_Exercise_: Copy out every line that contains "Region".

◆ ◆ ◆ ◆ ◆ ◆ ◆

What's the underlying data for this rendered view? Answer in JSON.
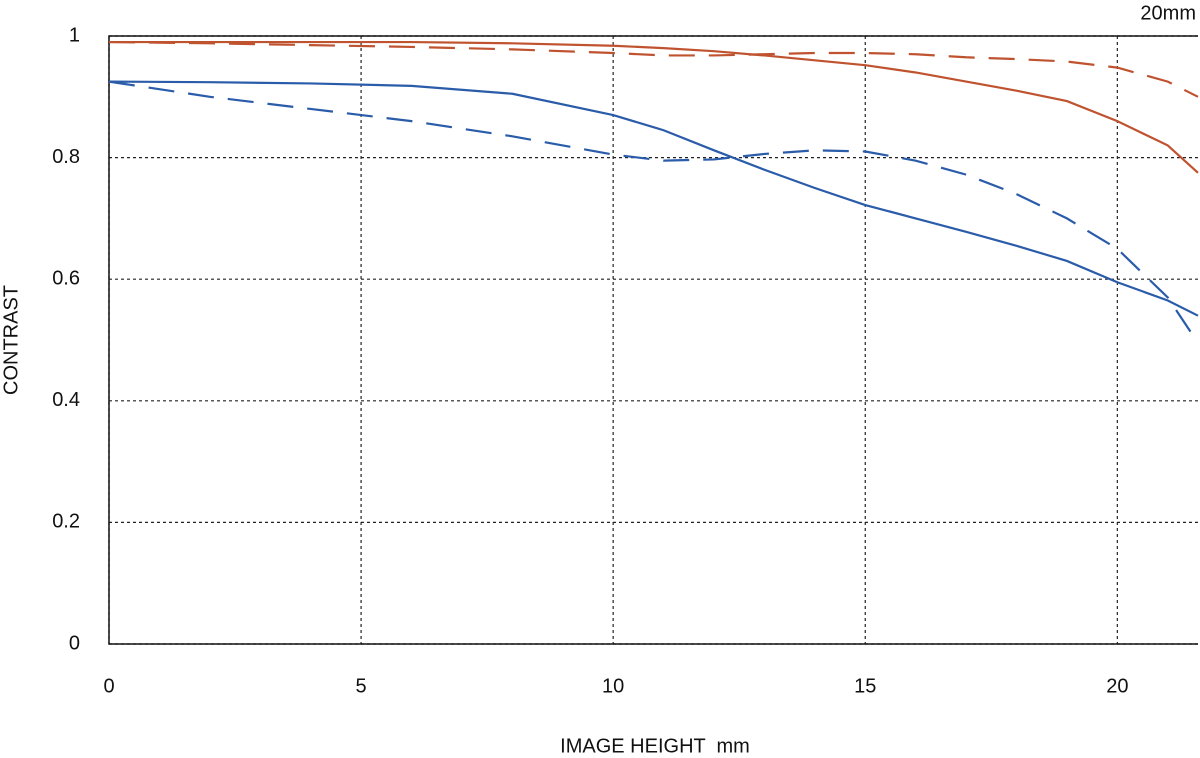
{
  "chart_data": {
    "type": "line",
    "title": "20mm",
    "x_label": "IMAGE HEIGHT  mm",
    "y_label": "CONTRAST",
    "x": [
      0,
      2,
      4,
      6,
      8,
      10,
      11,
      12,
      13,
      14,
      15,
      16,
      17,
      18,
      19,
      20,
      21,
      21.6
    ],
    "series": [
      {
        "color": "#c0532f",
        "dashed": false,
        "values": [
          0.99,
          0.99,
          0.99,
          0.99,
          0.988,
          0.984,
          0.98,
          0.975,
          0.968,
          0.96,
          0.952,
          0.94,
          0.925,
          0.91,
          0.893,
          0.86,
          0.82,
          0.775
        ]
      },
      {
        "color": "#c0532f",
        "dashed": true,
        "values": [
          0.99,
          0.988,
          0.985,
          0.982,
          0.978,
          0.972,
          0.968,
          0.968,
          0.97,
          0.972,
          0.972,
          0.97,
          0.965,
          0.962,
          0.958,
          0.948,
          0.925,
          0.9
        ]
      },
      {
        "color": "#2a5caa",
        "dashed": false,
        "values": [
          0.925,
          0.924,
          0.922,
          0.918,
          0.905,
          0.87,
          0.845,
          0.812,
          0.78,
          0.75,
          0.722,
          0.7,
          0.678,
          0.655,
          0.63,
          0.595,
          0.565,
          0.54
        ]
      },
      {
        "color": "#2a5caa",
        "dashed": true,
        "values": [
          0.925,
          0.9,
          0.88,
          0.86,
          0.835,
          0.805,
          0.795,
          0.797,
          0.806,
          0.812,
          0.81,
          0.795,
          0.772,
          0.74,
          0.7,
          0.65,
          0.57,
          0.495
        ]
      }
    ],
    "xlim": [
      0,
      21.6
    ],
    "xticks": [
      0,
      5,
      10,
      15,
      20
    ],
    "ylim": [
      0,
      1
    ],
    "yticks": [
      0,
      0.2,
      0.4,
      0.6,
      0.8,
      1
    ],
    "grid": true
  }
}
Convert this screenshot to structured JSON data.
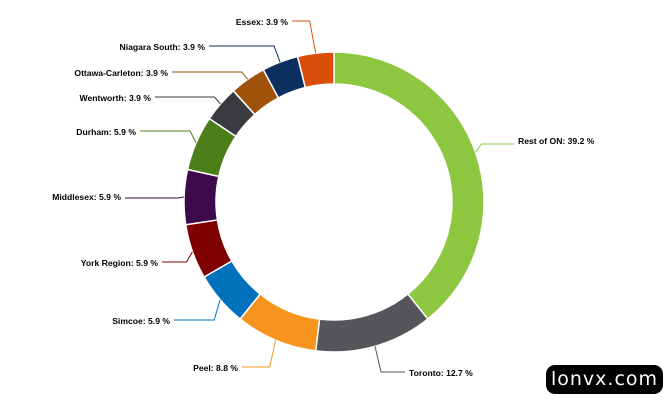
{
  "chart_data": {
    "type": "pie",
    "variant": "donut",
    "title": "",
    "slices": [
      {
        "label": "Rest of ON",
        "value": 39.2,
        "display": "Rest of ON: 39.2 %",
        "color": "#8DC63F"
      },
      {
        "label": "Toronto",
        "value": 12.7,
        "display": "Toronto: 12.7 %",
        "color": "#55565A"
      },
      {
        "label": "Peel",
        "value": 8.8,
        "display": "Peel: 8.8 %",
        "color": "#F7941D"
      },
      {
        "label": "Simcoe",
        "value": 5.9,
        "display": "Simcoe: 5.9 %",
        "color": "#0072BC"
      },
      {
        "label": "York Region",
        "value": 5.9,
        "display": "York Region: 5.9 %",
        "color": "#7F0000"
      },
      {
        "label": "Middlesex",
        "value": 5.9,
        "display": "Middlesex: 5.9 %",
        "color": "#3E0A4B"
      },
      {
        "label": "Durham",
        "value": 5.9,
        "display": "Durham: 5.9 %",
        "color": "#4C7F1A"
      },
      {
        "label": "Wentworth",
        "value": 3.9,
        "display": "Wentworth: 3.9 %",
        "color": "#3A3B3F"
      },
      {
        "label": "Ottawa-Carleton",
        "value": 3.9,
        "display": "Ottawa-Carleton: 3.9 %",
        "color": "#A0520B"
      },
      {
        "label": "Niagara South",
        "value": 3.9,
        "display": "Niagara South: 3.9 %",
        "color": "#0B2F5E"
      },
      {
        "label": "Essex",
        "value": 3.9,
        "display": "Essex: 3.9 %",
        "color": "#D94F0A"
      }
    ]
  },
  "watermark": "lonvx.com"
}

◆ ◆ ◆ ◆ ◆ ◆ ◆

_Written answer_:
        "label": "York Region",
        "display": "York Region: 5.9 %",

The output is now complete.